* _Given problem_
Write out all lines holding the word "this".

[start Exercise inputs]

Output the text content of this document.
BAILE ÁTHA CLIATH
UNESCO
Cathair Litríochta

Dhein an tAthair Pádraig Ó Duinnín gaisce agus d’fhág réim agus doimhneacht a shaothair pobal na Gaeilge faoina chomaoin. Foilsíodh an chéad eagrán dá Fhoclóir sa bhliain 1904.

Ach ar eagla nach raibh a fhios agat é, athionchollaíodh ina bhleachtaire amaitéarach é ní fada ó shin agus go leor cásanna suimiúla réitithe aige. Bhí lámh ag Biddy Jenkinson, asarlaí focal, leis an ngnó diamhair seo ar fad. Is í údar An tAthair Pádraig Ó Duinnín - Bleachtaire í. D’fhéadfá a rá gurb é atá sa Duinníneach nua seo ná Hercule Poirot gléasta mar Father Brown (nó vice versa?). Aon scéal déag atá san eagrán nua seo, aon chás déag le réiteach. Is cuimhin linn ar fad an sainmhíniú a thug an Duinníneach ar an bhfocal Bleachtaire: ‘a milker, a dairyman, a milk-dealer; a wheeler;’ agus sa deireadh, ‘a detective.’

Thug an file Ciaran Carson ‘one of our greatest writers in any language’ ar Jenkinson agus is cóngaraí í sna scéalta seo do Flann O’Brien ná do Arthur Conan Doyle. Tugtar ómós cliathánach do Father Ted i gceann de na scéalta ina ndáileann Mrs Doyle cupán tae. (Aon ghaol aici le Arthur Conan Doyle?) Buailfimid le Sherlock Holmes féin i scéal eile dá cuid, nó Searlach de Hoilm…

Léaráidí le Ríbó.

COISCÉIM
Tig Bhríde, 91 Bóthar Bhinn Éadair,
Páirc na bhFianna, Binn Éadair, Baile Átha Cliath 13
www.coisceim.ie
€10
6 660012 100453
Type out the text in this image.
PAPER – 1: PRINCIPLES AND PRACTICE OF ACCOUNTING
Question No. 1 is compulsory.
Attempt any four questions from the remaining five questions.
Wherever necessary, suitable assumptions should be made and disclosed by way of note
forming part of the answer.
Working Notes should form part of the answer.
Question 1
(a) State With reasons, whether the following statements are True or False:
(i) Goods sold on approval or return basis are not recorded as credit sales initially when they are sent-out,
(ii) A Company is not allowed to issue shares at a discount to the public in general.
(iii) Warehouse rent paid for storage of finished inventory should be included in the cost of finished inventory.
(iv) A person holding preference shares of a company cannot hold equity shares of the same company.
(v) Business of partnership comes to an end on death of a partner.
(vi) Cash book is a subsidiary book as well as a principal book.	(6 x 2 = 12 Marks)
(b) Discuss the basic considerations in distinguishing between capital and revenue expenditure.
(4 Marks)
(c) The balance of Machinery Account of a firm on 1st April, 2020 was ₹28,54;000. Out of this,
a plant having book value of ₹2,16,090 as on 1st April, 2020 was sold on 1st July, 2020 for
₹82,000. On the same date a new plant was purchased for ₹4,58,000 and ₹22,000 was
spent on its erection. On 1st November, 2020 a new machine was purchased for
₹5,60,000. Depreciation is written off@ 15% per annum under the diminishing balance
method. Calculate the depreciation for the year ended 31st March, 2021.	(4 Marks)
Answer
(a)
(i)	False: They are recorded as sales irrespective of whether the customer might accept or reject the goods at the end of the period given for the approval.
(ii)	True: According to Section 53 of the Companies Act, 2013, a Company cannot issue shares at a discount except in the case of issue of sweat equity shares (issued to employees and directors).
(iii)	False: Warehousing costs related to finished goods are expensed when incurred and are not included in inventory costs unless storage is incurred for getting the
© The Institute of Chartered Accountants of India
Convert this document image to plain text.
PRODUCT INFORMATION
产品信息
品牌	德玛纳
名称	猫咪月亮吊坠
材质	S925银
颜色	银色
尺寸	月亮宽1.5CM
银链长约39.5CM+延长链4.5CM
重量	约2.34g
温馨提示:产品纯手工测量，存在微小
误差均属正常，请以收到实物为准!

[end Exercise inputs]

* _Exercise output_
Output the text content of this document.
Type out the text in this image.
(c) The balance of Machinery Account of a firm on 1st April, 2020 was ₹28,54;000. Out of this,
Convert this document image to plain text.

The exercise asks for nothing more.